(Data items)
----------------

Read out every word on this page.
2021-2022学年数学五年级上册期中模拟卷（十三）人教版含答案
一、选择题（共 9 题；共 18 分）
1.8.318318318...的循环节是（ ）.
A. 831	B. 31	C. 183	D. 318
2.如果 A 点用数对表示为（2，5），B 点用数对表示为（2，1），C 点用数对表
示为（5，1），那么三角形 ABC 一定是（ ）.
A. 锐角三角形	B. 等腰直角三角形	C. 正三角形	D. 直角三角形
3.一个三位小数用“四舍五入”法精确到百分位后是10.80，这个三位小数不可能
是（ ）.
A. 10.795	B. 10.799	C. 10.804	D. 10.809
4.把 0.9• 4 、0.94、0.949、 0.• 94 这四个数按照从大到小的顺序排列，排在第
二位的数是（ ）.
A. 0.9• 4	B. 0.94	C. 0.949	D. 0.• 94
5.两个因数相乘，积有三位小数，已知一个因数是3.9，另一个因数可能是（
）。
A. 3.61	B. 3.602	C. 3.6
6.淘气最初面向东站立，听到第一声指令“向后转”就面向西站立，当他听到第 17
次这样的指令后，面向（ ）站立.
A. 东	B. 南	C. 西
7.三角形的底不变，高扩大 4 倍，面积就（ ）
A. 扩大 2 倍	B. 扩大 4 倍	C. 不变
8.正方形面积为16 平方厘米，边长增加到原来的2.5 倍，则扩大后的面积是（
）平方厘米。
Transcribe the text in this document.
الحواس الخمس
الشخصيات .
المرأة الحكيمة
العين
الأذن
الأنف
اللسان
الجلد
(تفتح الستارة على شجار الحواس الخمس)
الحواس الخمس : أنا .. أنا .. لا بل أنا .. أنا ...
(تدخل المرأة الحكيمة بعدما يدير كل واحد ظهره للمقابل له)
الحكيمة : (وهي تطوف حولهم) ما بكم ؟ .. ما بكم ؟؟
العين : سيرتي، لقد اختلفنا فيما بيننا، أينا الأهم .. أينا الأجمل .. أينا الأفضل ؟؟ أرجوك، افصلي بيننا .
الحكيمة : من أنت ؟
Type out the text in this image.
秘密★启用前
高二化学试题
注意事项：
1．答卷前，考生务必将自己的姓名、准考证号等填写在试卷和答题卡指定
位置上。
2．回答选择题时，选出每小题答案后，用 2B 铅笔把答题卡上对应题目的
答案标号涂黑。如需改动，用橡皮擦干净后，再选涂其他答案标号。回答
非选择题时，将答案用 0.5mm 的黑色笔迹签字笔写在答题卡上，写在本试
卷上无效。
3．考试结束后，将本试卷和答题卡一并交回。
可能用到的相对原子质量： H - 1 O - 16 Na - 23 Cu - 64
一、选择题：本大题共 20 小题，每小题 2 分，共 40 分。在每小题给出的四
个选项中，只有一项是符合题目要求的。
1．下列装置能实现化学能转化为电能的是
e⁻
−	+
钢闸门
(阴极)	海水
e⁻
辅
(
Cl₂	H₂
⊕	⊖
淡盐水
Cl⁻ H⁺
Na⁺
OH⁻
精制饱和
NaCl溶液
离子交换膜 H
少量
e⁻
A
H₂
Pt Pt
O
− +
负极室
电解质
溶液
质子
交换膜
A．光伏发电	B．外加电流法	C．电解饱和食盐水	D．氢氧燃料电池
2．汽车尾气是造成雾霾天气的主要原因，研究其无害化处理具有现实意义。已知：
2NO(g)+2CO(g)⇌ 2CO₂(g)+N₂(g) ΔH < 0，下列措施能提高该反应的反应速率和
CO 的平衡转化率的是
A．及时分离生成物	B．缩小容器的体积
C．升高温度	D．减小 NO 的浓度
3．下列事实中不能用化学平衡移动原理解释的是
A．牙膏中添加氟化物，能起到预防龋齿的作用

----------------

◆ EXERCISE AIM
Repeat the material in full, exactly as it stands.

◆ EXPECTED ANSWER
Read out every word on this page.
2021-2022学年数学五年级上册期中模拟卷（十三）人教版含答案
一、选择题（共 9 题；共 18 分）
1.8.318318318...的循环节是（ ）.
A. 831	B. 31	C. 183	D. 318
2.如果 A 点用数对表示为（2，5），B 点用数对表示为（2，1），C 点用数对表
示为（5，1），那么三角形 ABC 一定是（ ）.
A. 锐角三角形	B. 等腰直角三角形	C. 正三角形	D. 直角三角形
3.一个三位小数用“四舍五入”法精确到百分位后是10.80，这个三位小数不可能
是（ ）.
A. 10.795	B. 10.799	C. 10.804	D. 10.809
4.把 0.9• 4 、0.94、0.949、 0.• 94 这四个数按照从大到小的顺序排列，排在第
二位的数是（ ）.
A. 0.9• 4	B. 0.94	C. 0.949	D. 0.• 94
5.两个因数相乘，积有三位小数，已知一个因数是3.9，另一个因数可能是（
）。
A. 3.61	B. 3.602	C. 3.6
6.淘气最初面向东站立，听到第一声指令“向后转”就面向西站立，当他听到第 17
次这样的指令后，面向（ ）站立.
A. 东	B. 南	C. 西
7.三角形的底不变，高扩大 4 倍，面积就（ ）
A. 扩大 2 倍	B. 扩大 4 倍	C. 不变
8.正方形面积为16 平方厘米，边长增加到原来的2.5 倍，则扩大后的面积是（
）平方厘米。
Transcribe the text in this document.
الحواس الخمس
الشخصيات .
المرأة الحكيمة
العين
الأذن
الأنف
اللسان
الجلد
(تفتح الستارة على شجار الحواس الخمس)
الحواس الخمس : أنا .. أنا .. لا بل أنا .. أنا ...
(تدخل المرأة الحكيمة بعدما يدير كل واحد ظهره للمقابل له)
الحكيمة : (وهي تطوف حولهم) ما بكم ؟ .. ما بكم ؟؟
العين : سيرتي، لقد اختلفنا فيما بيننا، أينا الأهم .. أينا الأجمل .. أينا الأفضل ؟؟ أرجوك، افصلي بيننا .
الحكيمة : من أنت ؟
Type out the text in this image.
秘密★启用前
高二化学试题
注意事项：
1．答卷前，考生务必将自己的姓名、准考证号等填写在试卷和答题卡指定
位置上。
2．回答选择题时，选出每小题答案后，用 2B 铅笔把答题卡上对应题目的
答案标号涂黑。如需改动，用橡皮擦干净后，再选涂其他答案标号。回答
非选择题时，将答案用 0.5mm 的黑色笔迹签字笔写在答题卡上，写在本试
卷上无效。
3．考试结束后，将本试卷和答题卡一并交回。
可能用到的相对原子质量： H - 1 O - 16 Na - 23 Cu - 64
一、选择题：本大题共 20 小题，每小题 2 分，共 40 分。在每小题给出的四
个选项中，只有一项是符合题目要求的。
1．下列装置能实现化学能转化为电能的是
e⁻
−	+
钢闸门
(阴极)	海水
e⁻
辅
(
Cl₂	H₂
⊕	⊖
淡盐水
Cl⁻ H⁺
Na⁺
OH⁻
精制饱和
NaCl溶液
离子交换膜 H
少量
e⁻
A
H₂
Pt Pt
O
− +
负极室
电解质
溶液
质子
交换膜
A．光伏发电	B．外加电流法	C．电解饱和食盐水	D．氢氧燃料电池
2．汽车尾气是造成雾霾天气的主要原因，研究其无害化处理具有现实意义。已知：
2NO(g)+2CO(g)⇌ 2CO₂(g)+N₂(g) ΔH < 0，下列措施能提高该反应的反应速率和
CO 的平衡转化率的是
A．及时分离生成物	B．缩小容器的体积
C．升高温度	D．减小 NO 的浓度
3．下列事实中不能用化学平衡移动原理解释的是
A．牙膏中添加氟化物，能起到预防龋齿的作用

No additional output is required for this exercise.